* _Instruction_: From the entries below, pull out each line where "处于阴影中时" appears.

* _Input data_:
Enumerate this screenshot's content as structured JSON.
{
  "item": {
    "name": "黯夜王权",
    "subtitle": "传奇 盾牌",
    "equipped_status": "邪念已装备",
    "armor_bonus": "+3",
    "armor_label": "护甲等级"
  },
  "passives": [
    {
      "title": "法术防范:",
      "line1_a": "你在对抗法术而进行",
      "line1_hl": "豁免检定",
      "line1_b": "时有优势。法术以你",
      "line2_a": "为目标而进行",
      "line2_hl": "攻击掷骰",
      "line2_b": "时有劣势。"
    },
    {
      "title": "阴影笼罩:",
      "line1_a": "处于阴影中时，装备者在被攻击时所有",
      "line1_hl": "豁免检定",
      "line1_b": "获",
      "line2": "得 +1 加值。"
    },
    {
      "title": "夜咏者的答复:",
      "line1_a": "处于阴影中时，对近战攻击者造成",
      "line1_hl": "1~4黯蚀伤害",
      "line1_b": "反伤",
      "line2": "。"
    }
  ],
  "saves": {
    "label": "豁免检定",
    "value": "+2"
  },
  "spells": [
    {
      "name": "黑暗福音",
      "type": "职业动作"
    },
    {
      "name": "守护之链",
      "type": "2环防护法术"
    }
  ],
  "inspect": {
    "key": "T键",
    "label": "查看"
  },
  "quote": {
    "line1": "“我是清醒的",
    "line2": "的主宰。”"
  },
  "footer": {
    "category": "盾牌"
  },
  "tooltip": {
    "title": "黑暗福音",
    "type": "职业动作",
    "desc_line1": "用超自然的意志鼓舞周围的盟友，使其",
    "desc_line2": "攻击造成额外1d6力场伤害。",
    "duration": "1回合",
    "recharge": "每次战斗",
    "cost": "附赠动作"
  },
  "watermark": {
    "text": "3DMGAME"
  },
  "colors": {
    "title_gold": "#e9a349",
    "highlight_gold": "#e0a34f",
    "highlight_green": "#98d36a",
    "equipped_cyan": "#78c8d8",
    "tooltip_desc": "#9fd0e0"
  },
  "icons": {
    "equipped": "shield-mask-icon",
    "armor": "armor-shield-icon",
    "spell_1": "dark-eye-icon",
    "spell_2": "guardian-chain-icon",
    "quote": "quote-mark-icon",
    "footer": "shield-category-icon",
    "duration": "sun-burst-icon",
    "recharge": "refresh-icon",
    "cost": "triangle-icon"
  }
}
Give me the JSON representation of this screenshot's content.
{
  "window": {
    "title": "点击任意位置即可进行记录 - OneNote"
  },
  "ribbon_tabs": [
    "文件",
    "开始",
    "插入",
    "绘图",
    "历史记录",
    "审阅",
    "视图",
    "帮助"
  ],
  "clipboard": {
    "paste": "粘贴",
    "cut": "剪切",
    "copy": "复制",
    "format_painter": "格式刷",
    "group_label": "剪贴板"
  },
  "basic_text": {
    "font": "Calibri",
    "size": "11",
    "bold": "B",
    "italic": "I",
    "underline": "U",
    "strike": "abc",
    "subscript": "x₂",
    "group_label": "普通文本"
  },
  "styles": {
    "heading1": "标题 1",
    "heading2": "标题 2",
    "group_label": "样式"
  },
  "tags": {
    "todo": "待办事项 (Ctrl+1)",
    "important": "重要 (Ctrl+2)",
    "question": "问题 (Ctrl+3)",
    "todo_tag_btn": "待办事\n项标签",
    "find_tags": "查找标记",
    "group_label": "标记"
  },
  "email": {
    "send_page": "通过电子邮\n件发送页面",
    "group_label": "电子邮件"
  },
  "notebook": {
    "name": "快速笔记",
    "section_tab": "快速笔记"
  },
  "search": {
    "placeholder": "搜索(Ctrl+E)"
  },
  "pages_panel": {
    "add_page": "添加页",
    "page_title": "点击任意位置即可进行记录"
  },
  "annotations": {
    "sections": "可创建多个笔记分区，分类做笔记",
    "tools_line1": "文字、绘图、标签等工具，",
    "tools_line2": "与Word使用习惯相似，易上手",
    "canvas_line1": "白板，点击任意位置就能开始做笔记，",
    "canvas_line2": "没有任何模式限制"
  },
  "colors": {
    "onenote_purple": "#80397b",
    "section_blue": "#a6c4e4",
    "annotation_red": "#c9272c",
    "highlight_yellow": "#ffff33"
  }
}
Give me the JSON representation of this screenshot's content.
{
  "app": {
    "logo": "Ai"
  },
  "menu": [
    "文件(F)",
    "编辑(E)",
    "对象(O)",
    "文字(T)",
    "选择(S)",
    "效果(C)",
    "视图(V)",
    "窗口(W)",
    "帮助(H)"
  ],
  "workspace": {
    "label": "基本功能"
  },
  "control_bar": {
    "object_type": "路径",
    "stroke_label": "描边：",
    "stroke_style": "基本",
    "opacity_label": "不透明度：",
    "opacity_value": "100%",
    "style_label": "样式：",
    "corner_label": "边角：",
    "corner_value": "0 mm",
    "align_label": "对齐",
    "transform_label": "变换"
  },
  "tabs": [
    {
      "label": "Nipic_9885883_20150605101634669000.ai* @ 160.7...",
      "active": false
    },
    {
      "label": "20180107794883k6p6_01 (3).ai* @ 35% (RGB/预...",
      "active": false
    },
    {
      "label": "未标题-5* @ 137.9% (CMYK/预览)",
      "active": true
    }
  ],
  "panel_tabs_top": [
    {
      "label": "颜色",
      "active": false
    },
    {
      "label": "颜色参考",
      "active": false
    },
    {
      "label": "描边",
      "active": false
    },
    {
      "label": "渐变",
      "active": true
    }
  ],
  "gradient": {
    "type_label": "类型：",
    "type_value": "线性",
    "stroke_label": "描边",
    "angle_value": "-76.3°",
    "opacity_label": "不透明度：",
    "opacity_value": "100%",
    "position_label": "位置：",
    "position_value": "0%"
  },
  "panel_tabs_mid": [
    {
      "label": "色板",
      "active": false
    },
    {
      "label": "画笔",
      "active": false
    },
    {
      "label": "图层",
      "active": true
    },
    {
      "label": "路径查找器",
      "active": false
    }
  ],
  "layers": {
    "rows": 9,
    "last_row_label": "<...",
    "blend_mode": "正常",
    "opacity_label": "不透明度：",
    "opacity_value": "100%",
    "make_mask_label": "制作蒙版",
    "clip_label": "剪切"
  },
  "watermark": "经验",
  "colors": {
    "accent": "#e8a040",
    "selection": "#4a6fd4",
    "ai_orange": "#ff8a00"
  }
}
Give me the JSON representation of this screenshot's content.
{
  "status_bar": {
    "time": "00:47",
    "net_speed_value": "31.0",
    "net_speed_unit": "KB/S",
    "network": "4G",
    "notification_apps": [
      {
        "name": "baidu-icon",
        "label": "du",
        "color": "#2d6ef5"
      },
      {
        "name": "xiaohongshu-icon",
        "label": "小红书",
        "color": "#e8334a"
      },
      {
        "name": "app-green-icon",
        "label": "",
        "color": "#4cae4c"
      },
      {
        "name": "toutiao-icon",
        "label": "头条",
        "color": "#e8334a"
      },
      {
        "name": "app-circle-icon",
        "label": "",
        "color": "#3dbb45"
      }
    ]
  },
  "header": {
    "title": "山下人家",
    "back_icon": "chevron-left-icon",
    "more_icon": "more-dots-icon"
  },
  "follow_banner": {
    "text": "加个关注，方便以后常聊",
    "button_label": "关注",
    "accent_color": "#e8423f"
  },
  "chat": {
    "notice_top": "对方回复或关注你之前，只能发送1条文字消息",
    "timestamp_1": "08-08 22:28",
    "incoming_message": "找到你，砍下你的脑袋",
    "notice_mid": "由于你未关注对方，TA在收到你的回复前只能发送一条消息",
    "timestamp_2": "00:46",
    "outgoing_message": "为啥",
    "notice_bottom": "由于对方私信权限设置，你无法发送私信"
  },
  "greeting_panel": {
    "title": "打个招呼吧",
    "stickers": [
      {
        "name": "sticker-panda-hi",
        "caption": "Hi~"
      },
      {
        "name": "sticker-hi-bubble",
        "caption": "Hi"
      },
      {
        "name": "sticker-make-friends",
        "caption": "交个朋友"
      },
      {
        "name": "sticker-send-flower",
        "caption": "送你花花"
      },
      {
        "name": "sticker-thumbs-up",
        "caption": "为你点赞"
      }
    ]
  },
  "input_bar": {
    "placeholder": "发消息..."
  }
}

* _The answer_:
      "line1_a": "处于阴影中时，装备者在被攻击时所有",
      "line1_a": "处于阴影中时，对近战攻击者造成",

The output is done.